[Stored items from a collection]
[Start]

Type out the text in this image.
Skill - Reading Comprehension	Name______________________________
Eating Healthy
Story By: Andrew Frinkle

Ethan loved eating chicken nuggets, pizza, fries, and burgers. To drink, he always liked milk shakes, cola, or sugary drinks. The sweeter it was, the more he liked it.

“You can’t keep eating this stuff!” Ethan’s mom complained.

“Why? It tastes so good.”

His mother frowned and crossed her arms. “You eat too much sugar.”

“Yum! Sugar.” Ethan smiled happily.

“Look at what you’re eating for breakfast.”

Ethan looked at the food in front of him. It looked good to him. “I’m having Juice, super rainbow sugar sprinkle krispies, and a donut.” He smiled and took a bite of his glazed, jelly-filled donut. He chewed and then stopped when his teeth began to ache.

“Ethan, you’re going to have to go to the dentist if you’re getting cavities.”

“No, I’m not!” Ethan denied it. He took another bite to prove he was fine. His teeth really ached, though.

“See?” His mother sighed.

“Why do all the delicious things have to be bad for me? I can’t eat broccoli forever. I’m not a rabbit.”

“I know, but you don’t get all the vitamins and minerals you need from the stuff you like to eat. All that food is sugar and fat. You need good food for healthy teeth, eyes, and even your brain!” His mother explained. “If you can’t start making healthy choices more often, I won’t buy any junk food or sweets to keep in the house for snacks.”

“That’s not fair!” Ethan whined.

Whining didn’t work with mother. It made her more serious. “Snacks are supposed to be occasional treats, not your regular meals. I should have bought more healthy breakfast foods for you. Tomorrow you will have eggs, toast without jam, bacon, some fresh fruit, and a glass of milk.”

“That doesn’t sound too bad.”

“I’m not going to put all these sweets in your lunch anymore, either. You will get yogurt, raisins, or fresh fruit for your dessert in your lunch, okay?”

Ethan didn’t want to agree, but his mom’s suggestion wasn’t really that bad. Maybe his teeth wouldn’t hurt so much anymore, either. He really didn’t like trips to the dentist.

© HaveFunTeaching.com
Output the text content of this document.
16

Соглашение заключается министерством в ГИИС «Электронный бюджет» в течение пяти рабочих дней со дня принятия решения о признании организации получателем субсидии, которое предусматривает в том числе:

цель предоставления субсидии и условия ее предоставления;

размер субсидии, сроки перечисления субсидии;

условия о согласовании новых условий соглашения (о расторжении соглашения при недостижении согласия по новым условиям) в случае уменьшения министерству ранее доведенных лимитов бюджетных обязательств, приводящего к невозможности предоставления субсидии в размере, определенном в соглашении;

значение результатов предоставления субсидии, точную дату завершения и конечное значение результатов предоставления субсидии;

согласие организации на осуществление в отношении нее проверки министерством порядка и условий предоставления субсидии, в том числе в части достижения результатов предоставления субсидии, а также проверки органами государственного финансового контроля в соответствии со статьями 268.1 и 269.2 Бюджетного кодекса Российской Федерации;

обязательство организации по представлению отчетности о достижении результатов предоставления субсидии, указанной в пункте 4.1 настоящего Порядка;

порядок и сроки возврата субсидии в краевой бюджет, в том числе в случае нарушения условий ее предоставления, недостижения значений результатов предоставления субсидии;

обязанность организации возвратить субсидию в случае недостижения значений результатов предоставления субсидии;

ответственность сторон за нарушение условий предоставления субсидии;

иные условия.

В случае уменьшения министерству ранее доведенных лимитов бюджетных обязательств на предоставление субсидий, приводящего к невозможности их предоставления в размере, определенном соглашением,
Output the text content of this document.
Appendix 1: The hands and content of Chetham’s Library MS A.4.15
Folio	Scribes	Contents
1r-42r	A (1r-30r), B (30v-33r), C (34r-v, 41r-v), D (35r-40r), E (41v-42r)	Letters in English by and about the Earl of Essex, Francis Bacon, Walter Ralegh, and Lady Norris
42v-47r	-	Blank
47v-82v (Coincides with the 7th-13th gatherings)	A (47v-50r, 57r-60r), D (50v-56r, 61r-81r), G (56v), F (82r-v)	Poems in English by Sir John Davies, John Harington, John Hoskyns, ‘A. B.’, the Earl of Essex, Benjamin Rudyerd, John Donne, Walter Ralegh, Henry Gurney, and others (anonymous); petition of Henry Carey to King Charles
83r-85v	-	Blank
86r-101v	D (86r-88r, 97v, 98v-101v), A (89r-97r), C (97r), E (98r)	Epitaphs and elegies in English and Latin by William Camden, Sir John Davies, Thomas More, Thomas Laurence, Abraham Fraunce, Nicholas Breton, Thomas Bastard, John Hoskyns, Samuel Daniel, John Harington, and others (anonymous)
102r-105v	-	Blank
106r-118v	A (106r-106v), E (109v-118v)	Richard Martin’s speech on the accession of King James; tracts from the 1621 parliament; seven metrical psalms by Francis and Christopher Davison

[End]

[Work to do] Go through the entries and repeat each one exactly.

[Output of the exercise]
Type out the text in this image.
Skill - Reading Comprehension	Name______________________________
Eating Healthy
Story By: Andrew Frinkle

Ethan loved eating chicken nuggets, pizza, fries, and burgers. To drink, he always liked milk shakes, cola, or sugary drinks. The sweeter it was, the more he liked it.

“You can’t keep eating this stuff!” Ethan’s mom complained.

“Why? It tastes so good.”

His mother frowned and crossed her arms. “You eat too much sugar.”

“Yum! Sugar.” Ethan smiled happily.

“Look at what you’re eating for breakfast.”

Ethan looked at the food in front of him. It looked good to him. “I’m having Juice, super rainbow sugar sprinkle krispies, and a donut.” He smiled and took a bite of his glazed, jelly-filled donut. He chewed and then stopped when his teeth began to ache.

“Ethan, you’re going to have to go to the dentist if you’re getting cavities.”

“No, I’m not!” Ethan denied it. He took another bite to prove he was fine. His teeth really ached, though.

“See?” His mother sighed.

“Why do all the delicious things have to be bad for me? I can’t eat broccoli forever. I’m not a rabbit.”

“I know, but you don’t get all the vitamins and minerals you need from the stuff you like to eat. All that food is sugar and fat. You need good food for healthy teeth, eyes, and even your brain!” His mother explained. “If you can’t start making healthy choices more often, I won’t buy any junk food or sweets to keep in the house for snacks.”

“That’s not fair!” Ethan whined.

Whining didn’t work with mother. It made her more serious. “Snacks are supposed to be occasional treats, not your regular meals. I should have bought more healthy breakfast foods for you. Tomorrow you will have eggs, toast without jam, bacon, some fresh fruit, and a glass of milk.”

“That doesn’t sound too bad.”

“I’m not going to put all these sweets in your lunch anymore, either. You will get yogurt, raisins, or fresh fruit for your dessert in your lunch, okay?”

Ethan didn’t want to agree, but his mom’s suggestion wasn’t really that bad. Maybe his teeth wouldn’t hurt so much anymore, either. He really didn’t like trips to the dentist.

© HaveFunTeaching.com
Output the text content of this document.
16

Соглашение заключается министерством в ГИИС «Электронный бюджет» в течение пяти рабочих дней со дня принятия решения о признании организации получателем субсидии, которое предусматривает в том числе:

цель предоставления субсидии и условия ее предоставления;

размер субсидии, сроки перечисления субсидии;

условия о согласовании новых условий соглашения (о расторжении соглашения при недостижении согласия по новым условиям) в случае уменьшения министерству ранее доведенных лимитов бюджетных обязательств, приводящего к невозможности предоставления субсидии в размере, определенном в соглашении;

значение результатов предоставления субсидии, точную дату завершения и конечное значение результатов предоставления субсидии;

согласие организации на осуществление в отношении нее проверки министерством порядка и условий предоставления субсидии, в том числе в части достижения результатов предоставления субсидии, а также проверки органами государственного финансового контроля в соответствии со статьями 268.1 и 269.2 Бюджетного кодекса Российской Федерации;

обязательство организации по представлению отчетности о достижении результатов предоставления субсидии, указанной в пункте 4.1 настоящего Порядка;

порядок и сроки возврата субсидии в краевой бюджет, в том числе в случае нарушения условий ее предоставления, недостижения значений результатов предоставления субсидии;

обязанность организации возвратить субсидию в случае недостижения значений результатов предоставления субсидии;

ответственность сторон за нарушение условий предоставления субсидии;

иные условия.

В случае уменьшения министерству ранее доведенных лимитов бюджетных обязательств на предоставление субсидий, приводящего к невозможности их предоставления в размере, определенном соглашением,
Output the text content of this document.
Appendix 1: The hands and content of Chetham’s Library MS A.4.15
Folio	Scribes	Contents
1r-42r	A (1r-30r), B (30v-33r), C (34r-v, 41r-v), D (35r-40r), E (41v-42r)	Letters in English by and about the Earl of Essex, Francis Bacon, Walter Ralegh, and Lady Norris
42v-47r	-	Blank
47v-82v (Coincides with the 7th-13th gatherings)	A (47v-50r, 57r-60r), D (50v-56r, 61r-81r), G (56v), F (82r-v)	Poems in English by Sir John Davies, John Harington, John Hoskyns, ‘A. B.’, the Earl of Essex, Benjamin Rudyerd, John Donne, Walter Ralegh, Henry Gurney, and others (anonymous); petition of Henry Carey to King Charles
83r-85v	-	Blank
86r-101v	D (86r-88r, 97v, 98v-101v), A (89r-97r), C (97r), E (98r)	Epitaphs and elegies in English and Latin by William Camden, Sir John Davies, Thomas More, Thomas Laurence, Abraham Fraunce, Nicholas Breton, Thomas Bastard, John Hoskyns, Samuel Daniel, John Harington, and others (anonymous)
102r-105v	-	Blank
106r-118v	A (106r-106v), E (109v-118v)	Richard Martin’s speech on the accession of King James; tracts from the 1621 parliament; seven metrical psalms by Francis and Christopher Davison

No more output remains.